Output the part of the items that opens with the line containing "- tab-nav-next-button[interactable]: ▶: [85, 514, 96, 528]" and closes with the line containing "- circle-icon-glyph: [6, 145, 22, 161]" as a Markdown table with the columns Number and Record line, one row per line, skipping blank lines.
## START Source records
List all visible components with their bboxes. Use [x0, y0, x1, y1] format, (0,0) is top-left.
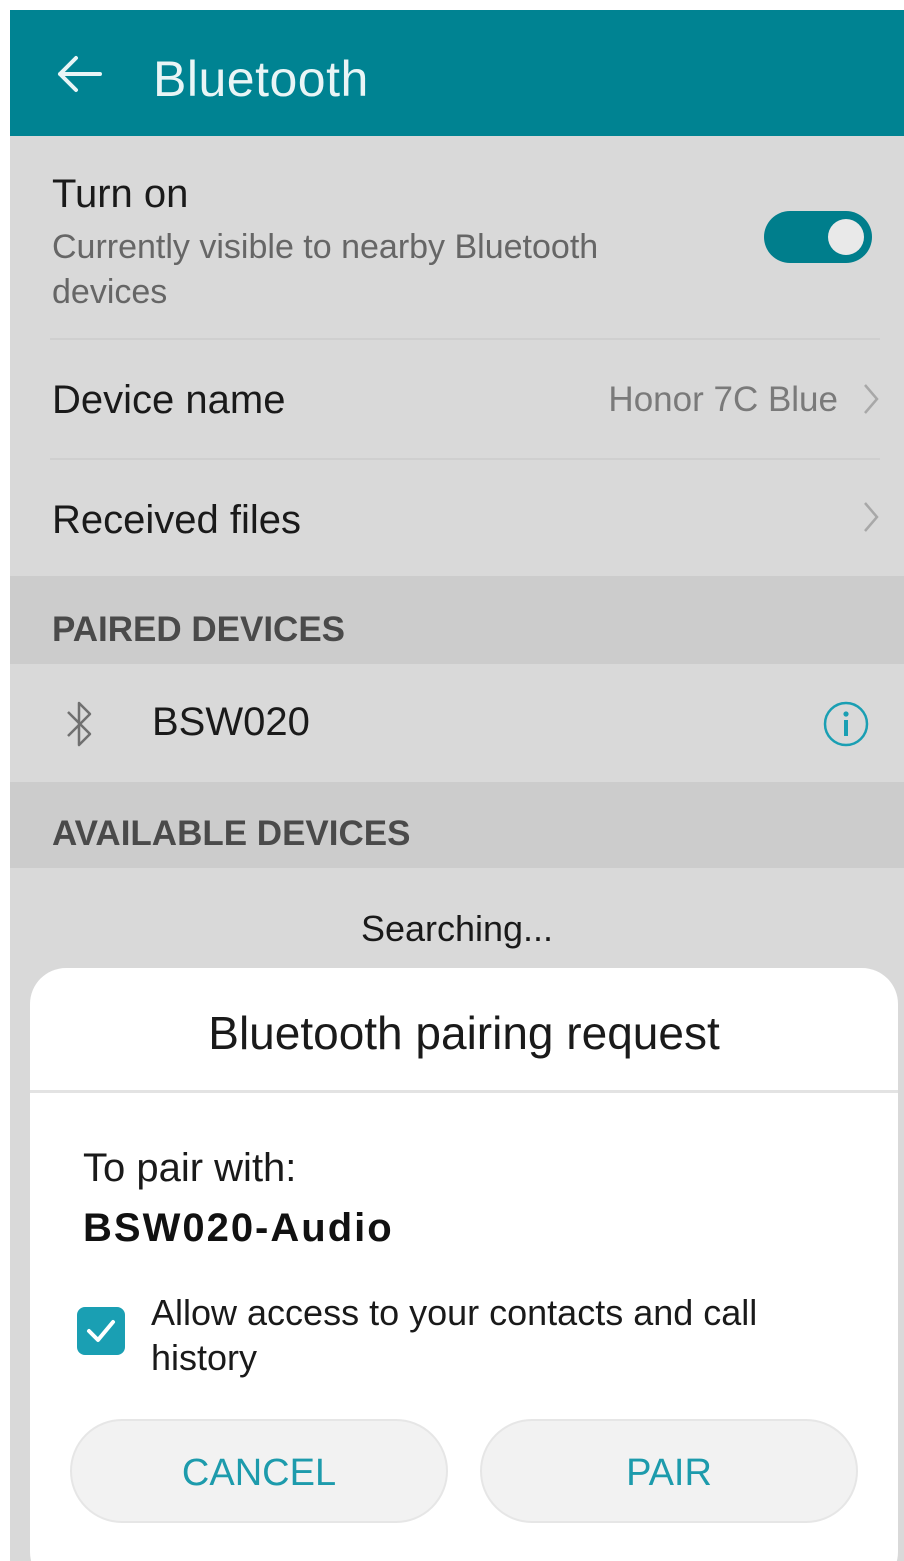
received-files-row[interactable]: Received files — [10, 460, 904, 576]
allow-access-label-line1: Allow access to your contacts and call — [151, 1292, 758, 1333]
dialog-title: Bluetooth pairing request — [208, 1007, 720, 1059]
dialog-divider — [30, 1090, 898, 1093]
info-icon[interactable] — [822, 700, 870, 748]
visibility-description-cont: devices — [52, 273, 168, 311]
searching-status: Searching... — [360, 908, 554, 949]
pairing-dialog: Bluetooth pairing request To pair with: … — [30, 968, 898, 1561]
paired-device-name: BSW020 — [152, 700, 310, 744]
device-name-row[interactable]: Device name Honor 7C Blue — [10, 340, 904, 458]
bluetooth-toggle[interactable] — [764, 211, 872, 263]
chevron-right-icon — [864, 384, 879, 414]
available-devices-title: AVAILABLE DEVICES — [52, 814, 411, 853]
allow-access-label-line2: history — [151, 1337, 258, 1378]
turn-on-label: Turn on — [52, 172, 189, 216]
pair-with-label: To pair with: — [83, 1146, 297, 1190]
paired-devices-title: PAIRED DEVICES — [52, 610, 346, 649]
received-files-label: Received files — [52, 498, 302, 542]
screen: Bluetooth Turn on Currently visible to n… — [10, 10, 904, 1561]
checkmark-icon — [87, 1320, 115, 1342]
chevron-right-icon — [864, 502, 879, 532]
pair-button[interactable]: PAIR — [480, 1419, 858, 1523]
back-arrow-icon[interactable] — [54, 54, 104, 94]
pair-device-name: BSW020-Audio — [83, 1206, 394, 1250]
device-name-value: Honor 7C Blue — [608, 380, 838, 419]
visibility-description: Currently visible to nearby Bluetooth — [52, 228, 599, 266]
allow-access-checkbox[interactable] — [77, 1307, 125, 1355]
app-bar: Bluetooth — [10, 10, 904, 136]
page-title: Bluetooth — [153, 51, 369, 107]
paired-devices-header: PAIRED DEVICES — [10, 576, 904, 664]
available-devices-header: AVAILABLE DEVICES — [10, 782, 904, 868]
paired-device-row[interactable]: BSW020 — [10, 664, 904, 782]
bluetooth-icon — [67, 701, 92, 747]
allow-access-label[interactable]: Allow access to your contacts and call h… — [151, 1290, 851, 1380]
cancel-button[interactable]: CANCEL — [70, 1419, 448, 1523]
toggle-knob — [828, 219, 864, 255]
device-name-label: Device name — [52, 378, 286, 422]
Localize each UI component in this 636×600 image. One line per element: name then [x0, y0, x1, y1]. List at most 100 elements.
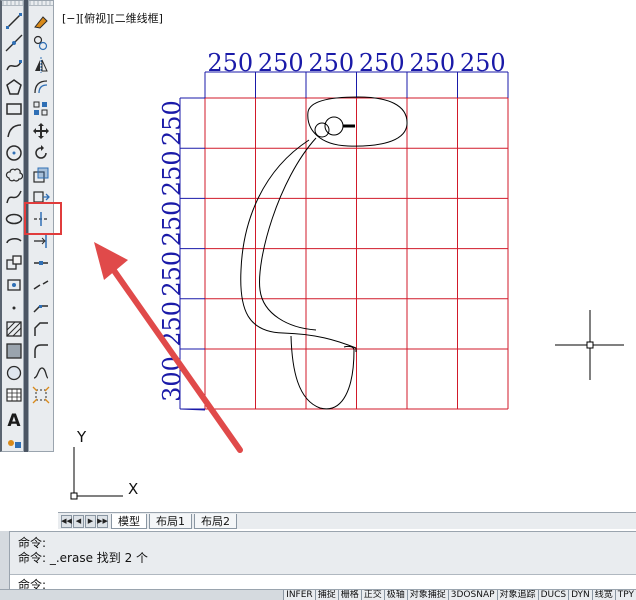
- tab-nav-next-button[interactable]: ▶: [85, 514, 96, 528]
- construction-line-icon[interactable]: [4, 33, 24, 53]
- erase-icon[interactable]: [31, 11, 51, 31]
- polyline-icon-glyph: [6, 60, 22, 71]
- status-toggle-button[interactable]: 对象追踪: [496, 590, 538, 600]
- status-toggle-button[interactable]: DUCS: [537, 590, 569, 600]
- modify-toolbar-grip[interactable]: [29, 1, 53, 6]
- rectangle-icon-glyph: [6, 103, 22, 115]
- command-input[interactable]: 命令:: [10, 574, 636, 592]
- mirror-icon[interactable]: [31, 55, 51, 75]
- multiline-text-icon[interactable]: A: [4, 411, 24, 431]
- tab-nav-prev-button[interactable]: ◀: [73, 514, 84, 528]
- fillet-icon[interactable]: [31, 341, 51, 361]
- arc-icon[interactable]: [4, 121, 24, 141]
- polyline-icon[interactable]: [4, 55, 24, 75]
- break-icon[interactable]: [31, 275, 51, 295]
- polygon-icon[interactable]: [4, 77, 24, 97]
- rotate-icon[interactable]: [31, 143, 51, 163]
- scale-icon[interactable]: [31, 165, 51, 185]
- join-icon-glyph: [33, 305, 48, 313]
- status-toggle-button[interactable]: 3DOSNAP: [447, 590, 497, 600]
- copy-icon[interactable]: [31, 33, 51, 53]
- figure-eye-left: [314, 122, 330, 138]
- line-icon[interactable]: [4, 11, 24, 31]
- hatch-icon-glyph: [6, 321, 22, 337]
- tab-layout1[interactable]: 布局1: [149, 513, 192, 529]
- chamfer-icon[interactable]: [31, 319, 51, 339]
- arc-icon-glyph: [7, 124, 22, 138]
- ellipse-arc-icon-glyph: [6, 238, 22, 244]
- point-icon[interactable]: [4, 297, 24, 317]
- circle-icon[interactable]: [4, 143, 24, 163]
- move-icon[interactable]: [31, 121, 51, 141]
- ellipse-arc-icon[interactable]: [4, 231, 24, 251]
- tab-nav-last-button[interactable]: ▶▶: [97, 514, 108, 528]
- layout-tabs-bar: ◀◀ ◀ ▶ ▶▶ 模型 布局1 布局2: [58, 512, 636, 529]
- circle-icon-glyph: [6, 145, 22, 161]
- move-icon-glyph: [33, 123, 49, 139]
- spline-icon-glyph: [6, 190, 22, 204]
- command-window: 命令: 命令: _.erase 找到 2 个 命令:: [10, 531, 636, 592]
- status-bar: INFER 捕捉 栅格 正交 极轴 对象捕捉 3DOSNAP 对象追踪 DUCS DYN 线宽 TPY: [0, 589, 636, 600]
- array-icon[interactable]: [31, 99, 51, 119]
- drawing-area[interactable]: 250 250 250 250 250 250250250250250250300: [58, 0, 636, 512]
- tab-nav-first-button[interactable]: ◀◀: [61, 514, 72, 528]
- status-toggle-button[interactable]: 极轴: [383, 590, 407, 600]
- copy-icon-glyph: [33, 35, 48, 51]
- status-toggle-button[interactable]: INFER: [283, 590, 315, 600]
- region-icon[interactable]: [4, 363, 24, 383]
- insert-block-icon[interactable]: [4, 253, 24, 273]
- ellipse-icon[interactable]: [4, 209, 24, 229]
- add-selected-icon-glyph: [8, 440, 21, 448]
- point-icon-glyph: [12, 306, 16, 310]
- break-at-point-icon-glyph: [34, 261, 48, 265]
- status-toggle-button[interactable]: 对象捕捉: [406, 590, 448, 600]
- blend-curves-icon-glyph: [33, 367, 49, 379]
- viewport-controls-label[interactable]: [−][俯视][二维线框]: [62, 10, 163, 26]
- status-toggle-button[interactable]: TPY: [614, 590, 636, 600]
- insert-block-icon-glyph: [6, 255, 22, 270]
- table-icon[interactable]: [4, 385, 24, 405]
- table-icon-glyph: [6, 388, 22, 402]
- rectangle-icon[interactable]: [4, 99, 24, 119]
- add-selected-icon[interactable]: [4, 431, 24, 451]
- dimension-top-label: 250: [258, 49, 304, 77]
- status-toggle-button[interactable]: 捕捉: [314, 590, 338, 600]
- dimension-top-label: 250: [207, 49, 253, 77]
- crosshair-cursor: [555, 310, 624, 380]
- dimension-top-label: 250: [460, 49, 506, 77]
- gradient-icon[interactable]: [4, 341, 24, 361]
- hatch-icon[interactable]: [4, 319, 24, 339]
- scale-icon-glyph: [33, 167, 49, 183]
- status-toggle-button[interactable]: 正交: [360, 590, 384, 600]
- revision-cloud-icon[interactable]: [4, 165, 24, 185]
- break-icon-glyph: [33, 280, 49, 290]
- highlight-box: [24, 202, 62, 235]
- tab-layout2[interactable]: 布局2: [194, 513, 237, 529]
- status-toggle-button[interactable]: 线宽: [591, 590, 615, 600]
- explode-icon[interactable]: [31, 385, 51, 405]
- revision-cloud-icon-glyph: [5, 168, 23, 182]
- ucs-x-label: X: [128, 480, 139, 498]
- spline-icon[interactable]: [4, 187, 24, 207]
- offset-icon-glyph: [34, 80, 48, 94]
- figure-head: [307, 96, 408, 147]
- line-icon-glyph: [6, 13, 22, 29]
- join-icon[interactable]: [31, 297, 51, 317]
- dimension-left-label: 250: [158, 100, 186, 146]
- drawing-canvas[interactable]: 250 250 250 250 250 250 250 250 250 250 250 300: [58, 0, 636, 512]
- blend-curves-icon[interactable]: [31, 363, 51, 383]
- status-toggle-button[interactable]: DYN: [568, 590, 592, 600]
- array-icon-glyph: [33, 101, 48, 116]
- draw-toolbar-grip[interactable]: [2, 1, 23, 6]
- status-toggle-button[interactable]: 栅格: [337, 590, 361, 600]
- dimension-left-label: 250: [158, 150, 186, 196]
- command-window-grip[interactable]: [0, 531, 10, 589]
- break-at-point-icon[interactable]: [31, 253, 51, 273]
- tab-model[interactable]: 模型: [111, 513, 147, 529]
- offset-icon[interactable]: [31, 77, 51, 97]
- dimension-top-label: 250: [359, 49, 405, 77]
- polygon-icon-glyph: [6, 79, 22, 95]
- make-block-icon[interactable]: [4, 275, 24, 295]
- region-icon-glyph: [6, 365, 22, 381]
- explode-icon-glyph: [32, 386, 50, 404]
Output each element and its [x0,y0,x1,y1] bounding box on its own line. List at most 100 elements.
## END Source records
Worked answer:
| Number | Record line |
|---|---|
| 1 | - tab-nav-next-button[interactable]: ▶: [85, 514, 96, 528] |
| 2 | - construction-line-icon[interactable]: [4, 33, 24, 53] |
| 3 | - erase-icon[interactable]: [31, 11, 51, 31] |
| 4 | - polyline-icon-glyph: [6, 60, 22, 71] |
| 5 | - status-toggle-button[interactable]: 对象追踪: [496, 590, 538, 600] |
| 6 | - status-toggle-button[interactable]: DUCS: [537, 590, 569, 600] |
| 7 | - modify-toolbar-grip[interactable]: [29, 1, 53, 6] |
| 8 | - rectangle-icon-glyph: [6, 103, 22, 115] |
| 9 | - command-input[interactable]: 命令:: [10, 574, 636, 592] |
| 10 | - mirror-icon[interactable]: [31, 55, 51, 75] |
| 11 | - multiline-text-icon[interactable]: A: [4, 411, 24, 431] |
| 12 | - tab-nav-prev-button[interactable]: ◀: [73, 514, 84, 528] |
| 13 | - fillet-icon[interactable]: [31, 341, 51, 361] |
| 14 | - arc-icon[interactable]: [4, 121, 24, 141] |
| 15 | - polyline-icon[interactable]: [4, 55, 24, 75] |
| 16 | - break-icon[interactable]: [31, 275, 51, 295] |
| 17 | - polygon-icon[interactable]: [4, 77, 24, 97] |
| 18 | - rotate-icon[interactable]: [31, 143, 51, 163] |
| 19 | - scale-icon[interactable]: [31, 165, 51, 185] |
| 20 | - join-icon-glyph: [33, 305, 48, 313] |
| 21 | - status-toggle-button[interactable]: 3DOSNAP: [447, 590, 497, 600] |
| 22 | - copy-icon[interactable]: [31, 33, 51, 53] |
| 23 | - figure-eye-left: [314, 122, 330, 138] |
| 24 | - line-icon[interactable]: [4, 11, 24, 31] |
| 25 | - hatch-icon-glyph: [6, 321, 22, 337] |
| 26 | - tab-layout1[interactable]: 布局1: [149, 513, 192, 529] |
| 27 | - chamfer-icon[interactable]: [31, 319, 51, 339] |
| 28 | - arc-icon-glyph: [7, 124, 22, 138] |
| 29 | - ellipse-arc-icon-glyph: [6, 238, 22, 244] |
| 30 | - point-icon[interactable]: [4, 297, 24, 317] |
| 31 | - circle-icon[interactable]: [4, 143, 24, 163] |
| 32 | - move-icon[interactable]: [31, 121, 51, 141] |
| 33 | - ellipse-arc-icon[interactable]: [4, 231, 24, 251] |
| 34 | - tab-nav-last-button[interactable]: ▶▶: [97, 514, 108, 528] |
| 35 | - layout-tabs-bar: ◀◀ ◀ ▶ ▶▶ 模型 布局1 布局2: [58, 512, 636, 529] |
| 36 | - circle-icon-glyph: [6, 145, 22, 161] |